* _WHAT IS REQUIRED_
Search the data for the word "this" and copy every line where it occurs.

* * * * * * *

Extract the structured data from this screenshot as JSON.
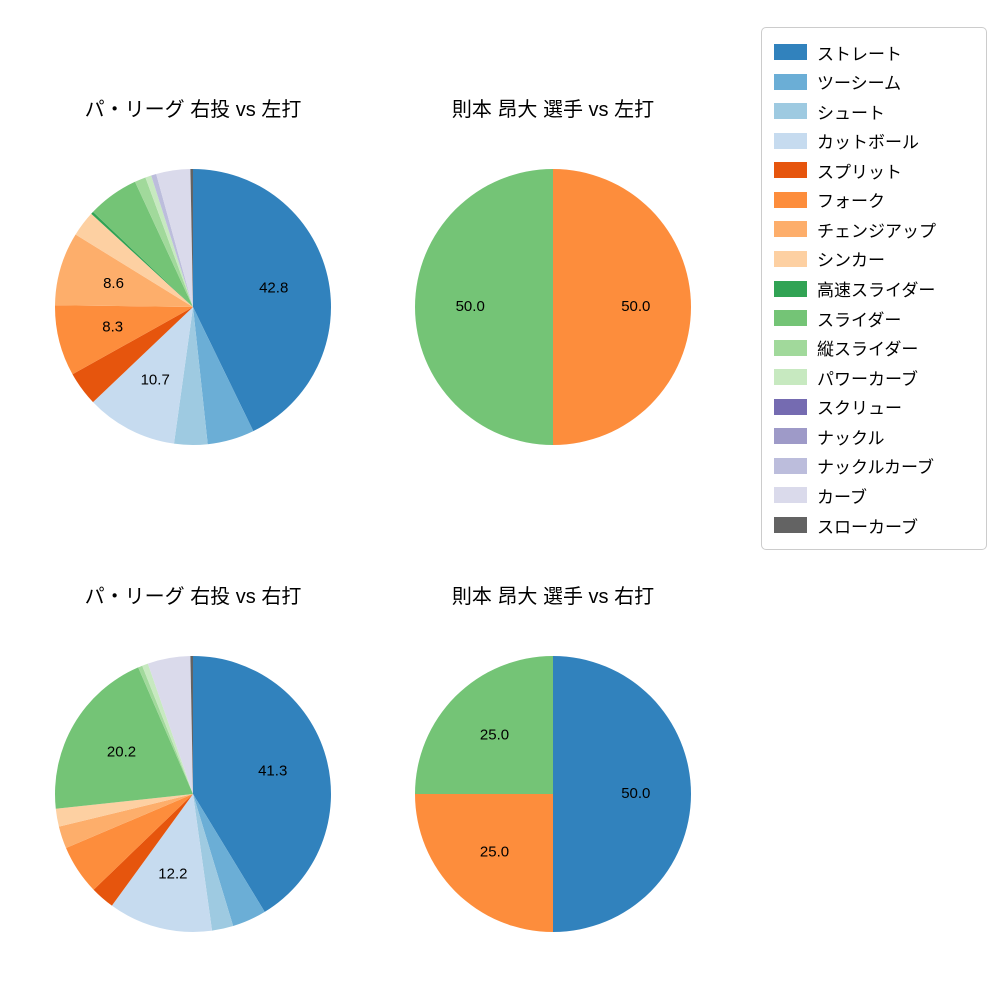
{
  "figure": {
    "background": "#ffffff"
  },
  "legend": {
    "items": [
      {
        "label": "ストレート",
        "color": "#3182bd"
      },
      {
        "label": "ツーシーム",
        "color": "#6baed6"
      },
      {
        "label": "シュート",
        "color": "#9ecae1"
      },
      {
        "label": "カットボール",
        "color": "#c6dbef"
      },
      {
        "label": "スプリット",
        "color": "#e6550d"
      },
      {
        "label": "フォーク",
        "color": "#fd8d3c"
      },
      {
        "label": "チェンジアップ",
        "color": "#fdae6b"
      },
      {
        "label": "シンカー",
        "color": "#fdd0a2"
      },
      {
        "label": "高速スライダー",
        "color": "#31a354"
      },
      {
        "label": "スライダー",
        "color": "#74c476"
      },
      {
        "label": "縦スライダー",
        "color": "#a1d99b"
      },
      {
        "label": "パワーカーブ",
        "color": "#c7e9c0"
      },
      {
        "label": "スクリュー",
        "color": "#756bb1"
      },
      {
        "label": "ナックル",
        "color": "#9e9ac8"
      },
      {
        "label": "ナックルカーブ",
        "color": "#bcbddc"
      },
      {
        "label": "カーブ",
        "color": "#dadaeb"
      },
      {
        "label": "スローカーブ",
        "color": "#636363"
      }
    ]
  },
  "chart_data": [
    {
      "type": "pie",
      "title": "パ・リーグ 右投 vs 左打",
      "start_angle": "top",
      "direction": "clockwise",
      "labels_shown_for_values_at_least": 7,
      "slices": [
        {
          "name": "ストレート",
          "value": 42.8,
          "labeled": true
        },
        {
          "name": "ツーシーム",
          "value": 5.5,
          "labeled": false
        },
        {
          "name": "シュート",
          "value": 3.9,
          "labeled": false
        },
        {
          "name": "カットボール",
          "value": 10.7,
          "labeled": true
        },
        {
          "name": "スプリット",
          "value": 4.0,
          "labeled": false
        },
        {
          "name": "フォーク",
          "value": 8.3,
          "labeled": true
        },
        {
          "name": "チェンジアップ",
          "value": 8.6,
          "labeled": true
        },
        {
          "name": "シンカー",
          "value": 3.0,
          "labeled": false
        },
        {
          "name": "高速スライダー",
          "value": 0.3,
          "labeled": false
        },
        {
          "name": "スライダー",
          "value": 6.0,
          "labeled": false
        },
        {
          "name": "縦スライダー",
          "value": 1.3,
          "labeled": false
        },
        {
          "name": "パワーカーブ",
          "value": 0.7,
          "labeled": false
        },
        {
          "name": "ナックルカーブ",
          "value": 0.6,
          "labeled": false
        },
        {
          "name": "カーブ",
          "value": 4.0,
          "labeled": false
        },
        {
          "name": "スローカーブ",
          "value": 0.3,
          "labeled": false
        }
      ]
    },
    {
      "type": "pie",
      "title": "則本 昂大 選手 vs 左打",
      "start_angle": "top",
      "direction": "clockwise",
      "slices": [
        {
          "name": "フォーク",
          "value": 50.0,
          "labeled": true
        },
        {
          "name": "スライダー",
          "value": 50.0,
          "labeled": true
        }
      ]
    },
    {
      "type": "pie",
      "title": "パ・リーグ 右投 vs 右打",
      "start_angle": "top",
      "direction": "clockwise",
      "labels_shown_for_values_at_least": 7,
      "slices": [
        {
          "name": "ストレート",
          "value": 41.3,
          "labeled": true
        },
        {
          "name": "ツーシーム",
          "value": 4.0,
          "labeled": false
        },
        {
          "name": "シュート",
          "value": 2.5,
          "labeled": false
        },
        {
          "name": "カットボール",
          "value": 12.2,
          "labeled": true
        },
        {
          "name": "スプリット",
          "value": 2.8,
          "labeled": false
        },
        {
          "name": "フォーク",
          "value": 5.8,
          "labeled": false
        },
        {
          "name": "チェンジアップ",
          "value": 2.6,
          "labeled": false
        },
        {
          "name": "シンカー",
          "value": 2.1,
          "labeled": false
        },
        {
          "name": "スライダー",
          "value": 20.2,
          "labeled": true
        },
        {
          "name": "縦スライダー",
          "value": 0.5,
          "labeled": false
        },
        {
          "name": "パワーカーブ",
          "value": 0.7,
          "labeled": false
        },
        {
          "name": "カーブ",
          "value": 5.0,
          "labeled": false
        },
        {
          "name": "スローカーブ",
          "value": 0.3,
          "labeled": false
        }
      ]
    },
    {
      "type": "pie",
      "title": "則本 昂大 選手 vs 右打",
      "start_angle": "top",
      "direction": "clockwise",
      "slices": [
        {
          "name": "ストレート",
          "value": 50.0,
          "labeled": true
        },
        {
          "name": "フォーク",
          "value": 25.0,
          "labeled": true
        },
        {
          "name": "スライダー",
          "value": 25.0,
          "labeled": true
        }
      ]
    }
  ]
}
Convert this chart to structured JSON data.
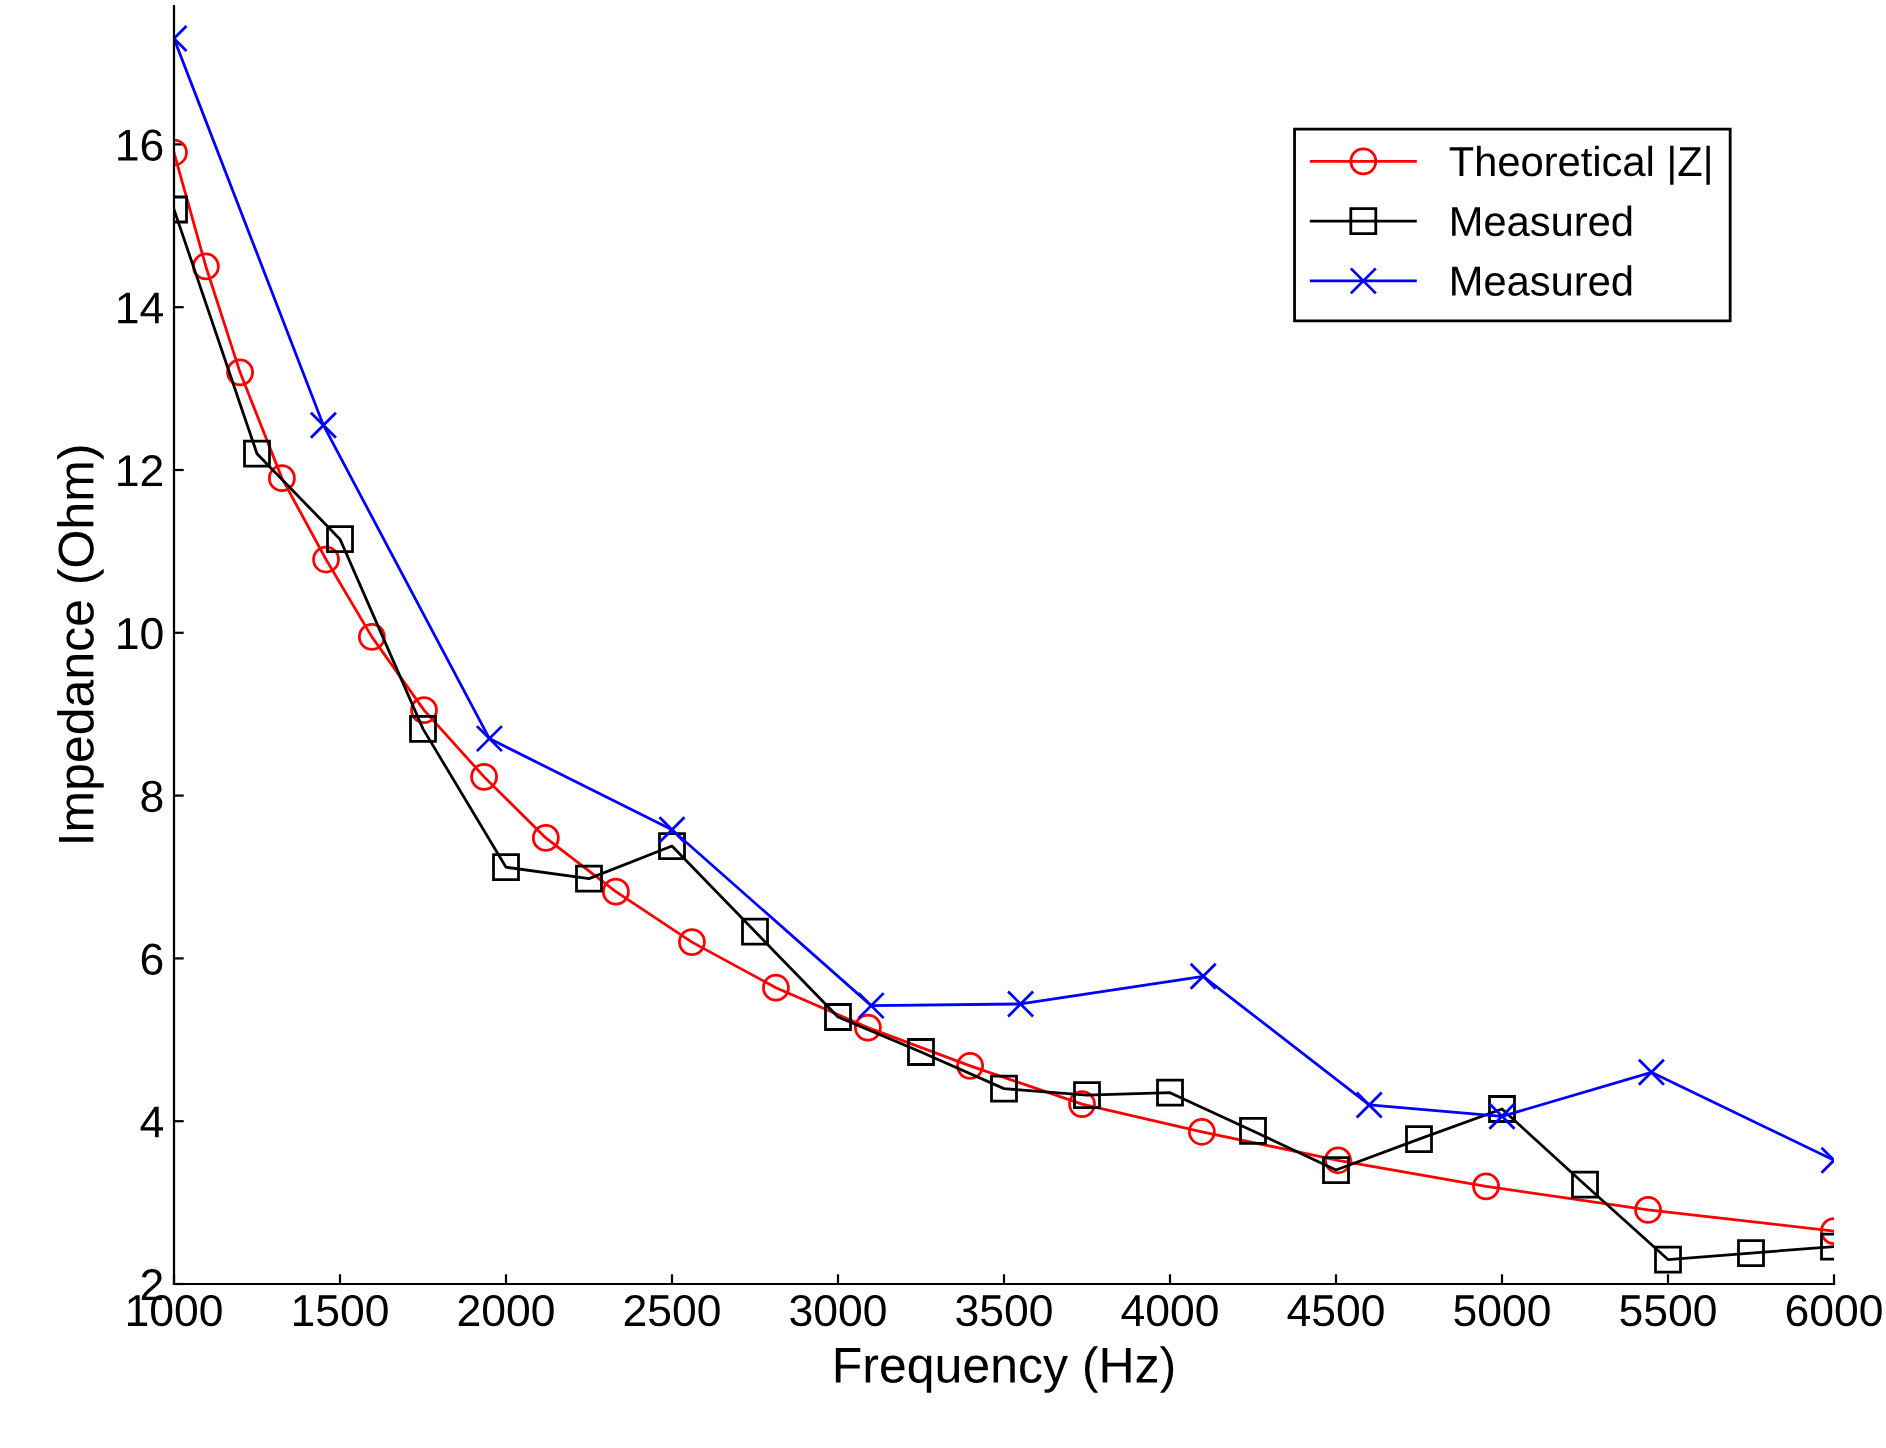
{
  "chart_data": {
    "type": "line",
    "xlabel": "Frequency (Hz)",
    "ylabel": "Impedance (Ohm)",
    "xlim": [
      1000,
      6000
    ],
    "xticks": [
      1000,
      1500,
      2000,
      2500,
      3000,
      3500,
      4000,
      4500,
      5000,
      5500,
      6000
    ],
    "ylim": [
      2,
      17.7
    ],
    "yticks": [
      2,
      4,
      6,
      8,
      10,
      12,
      14,
      16
    ],
    "grid": false,
    "legend": "top right",
    "series": [
      {
        "name": "Theoretical |Z|",
        "color": "#ff0000",
        "marker": "circle",
        "x": [
          1000,
          1096,
          1199,
          1325,
          1458,
          1596,
          1753,
          1934,
          2120,
          2331,
          2560,
          2813,
          3090,
          3398,
          3735,
          4096,
          4506,
          4952,
          5440,
          6000
        ],
        "values": [
          15.9,
          14.5,
          13.2,
          11.9,
          10.9,
          9.95,
          9.05,
          8.23,
          7.48,
          6.82,
          6.2,
          5.64,
          5.15,
          4.68,
          4.21,
          3.87,
          3.52,
          3.2,
          2.91,
          2.65
        ]
      },
      {
        "name": "Measured",
        "color": "#000000",
        "marker": "square",
        "x": [
          1000,
          1250,
          1500,
          1750,
          2000,
          2250,
          2500,
          2750,
          3000,
          3250,
          3500,
          3750,
          4000,
          4250,
          4500,
          4750,
          5000,
          5250,
          5500,
          5750,
          6000
        ],
        "values": [
          15.2,
          12.2,
          11.15,
          8.82,
          7.12,
          6.98,
          7.38,
          6.33,
          5.28,
          4.85,
          4.4,
          4.32,
          4.35,
          3.88,
          3.4,
          3.78,
          4.15,
          3.22,
          2.3,
          2.38,
          2.46
        ]
      },
      {
        "name": "Measured",
        "color": "#0000ff",
        "marker": "cross",
        "x": [
          1000,
          1450,
          1950,
          2500,
          3100,
          3550,
          4100,
          4600,
          5000,
          5450,
          6000
        ],
        "values": [
          17.3,
          12.55,
          8.7,
          7.58,
          5.42,
          5.44,
          5.78,
          4.2,
          4.06,
          4.6,
          3.52
        ]
      }
    ]
  }
}
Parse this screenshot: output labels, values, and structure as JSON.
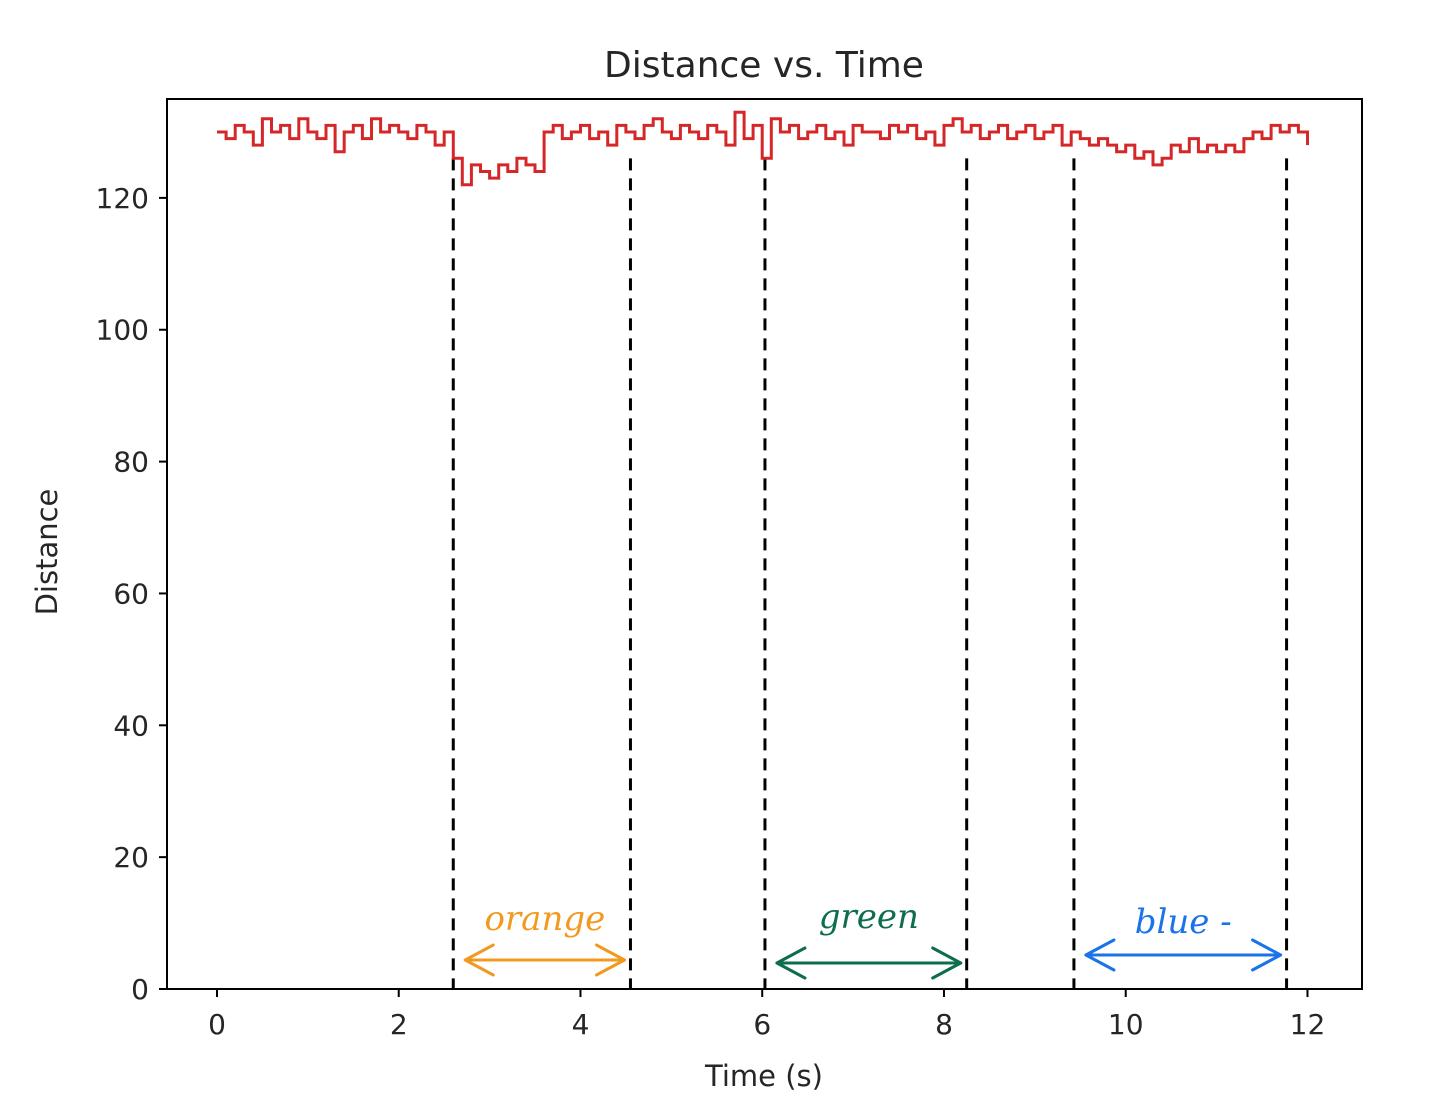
{
  "chart_data": {
    "type": "line",
    "title": "Distance vs. Time",
    "xlabel": "Time (s)",
    "ylabel": "Distance",
    "xlim": [
      -0.55,
      12.6
    ],
    "ylim": [
      0,
      135
    ],
    "xticks": [
      0,
      2,
      4,
      6,
      8,
      10,
      12
    ],
    "yticks": [
      0,
      20,
      40,
      60,
      80,
      100,
      120
    ],
    "grid": false,
    "line_color": "#d62728",
    "series": [
      {
        "x": [
          0.0,
          0.1,
          0.2,
          0.3,
          0.4,
          0.5,
          0.6,
          0.7,
          0.8,
          0.9,
          1.0,
          1.1,
          1.2,
          1.3,
          1.4,
          1.5,
          1.6,
          1.7,
          1.8,
          1.9,
          2.0,
          2.1,
          2.2,
          2.3,
          2.4,
          2.5,
          2.6,
          2.7,
          2.8,
          2.9,
          3.0,
          3.1,
          3.2,
          3.3,
          3.4,
          3.5,
          3.6,
          3.7,
          3.8,
          3.9,
          4.0,
          4.1,
          4.2,
          4.3,
          4.4,
          4.5,
          4.6,
          4.7,
          4.8,
          4.9,
          5.0,
          5.1,
          5.2,
          5.3,
          5.4,
          5.5,
          5.6,
          5.7,
          5.8,
          5.9,
          6.0,
          6.1,
          6.2,
          6.3,
          6.4,
          6.5,
          6.6,
          6.7,
          6.8,
          6.9,
          7.0,
          7.1,
          7.2,
          7.3,
          7.4,
          7.5,
          7.6,
          7.7,
          7.8,
          7.9,
          8.0,
          8.1,
          8.2,
          8.3,
          8.4,
          8.5,
          8.6,
          8.7,
          8.8,
          8.9,
          9.0,
          9.1,
          9.2,
          9.3,
          9.4,
          9.5,
          9.6,
          9.7,
          9.8,
          9.9,
          10.0,
          10.1,
          10.2,
          10.3,
          10.4,
          10.5,
          10.6,
          10.7,
          10.8,
          10.9,
          11.0,
          11.1,
          11.2,
          11.3,
          11.4,
          11.5,
          11.6,
          11.7,
          11.8,
          11.9,
          12.0
        ],
        "values": [
          130,
          129,
          131,
          130,
          128,
          132,
          130,
          131,
          129,
          132,
          130,
          129,
          131,
          127,
          130,
          131,
          129,
          132,
          130,
          131,
          130,
          129,
          131,
          130,
          128,
          130,
          126,
          122,
          125,
          124,
          123,
          125,
          124,
          126,
          125,
          124,
          130,
          131,
          129,
          130,
          131,
          129,
          130,
          128,
          131,
          130,
          129,
          131,
          132,
          130,
          129,
          131,
          130,
          129,
          131,
          130,
          128,
          133,
          129,
          131,
          126,
          132,
          130,
          131,
          129,
          130,
          131,
          129,
          130,
          128,
          131,
          130,
          130,
          129,
          131,
          130,
          131,
          129,
          130,
          128,
          131,
          132,
          130,
          131,
          129,
          130,
          131,
          129,
          130,
          131,
          129,
          130,
          131,
          128,
          130,
          129,
          128,
          129,
          128,
          127,
          128,
          126,
          127,
          125,
          126,
          128,
          127,
          129,
          127,
          128,
          127,
          128,
          127,
          129,
          130,
          129,
          131,
          130,
          131,
          130,
          128
        ]
      }
    ],
    "reference_lines_x": [
      2.6,
      4.55,
      6.03,
      8.25,
      9.43,
      11.77
    ],
    "annotations": [
      {
        "label": "orange",
        "x_start": 2.6,
        "x_end": 4.55,
        "color": "#f29a1f"
      },
      {
        "label": "green",
        "x_start": 6.03,
        "x_end": 8.25,
        "color": "#0e6e4c"
      },
      {
        "label": "blue -",
        "x_start": 9.43,
        "x_end": 11.77,
        "color": "#1a73e8"
      }
    ]
  }
}
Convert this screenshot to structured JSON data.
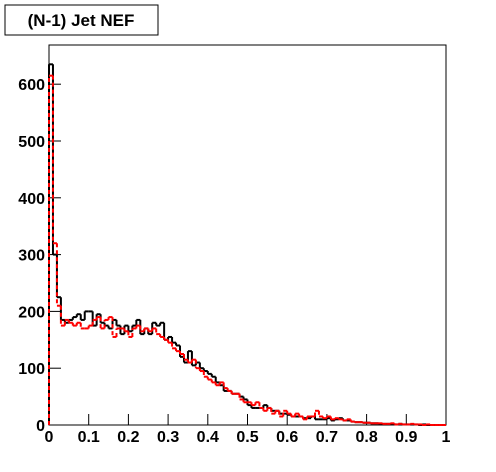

* * * * * * *

* _FINAL ANSWER_
Extract the structured data from this screenshot as JSON.
Convert this chart to structured JSON data.
Parse this screenshot: output labels, values, and structure as JSON.
Convert this screenshot to structured JSON data.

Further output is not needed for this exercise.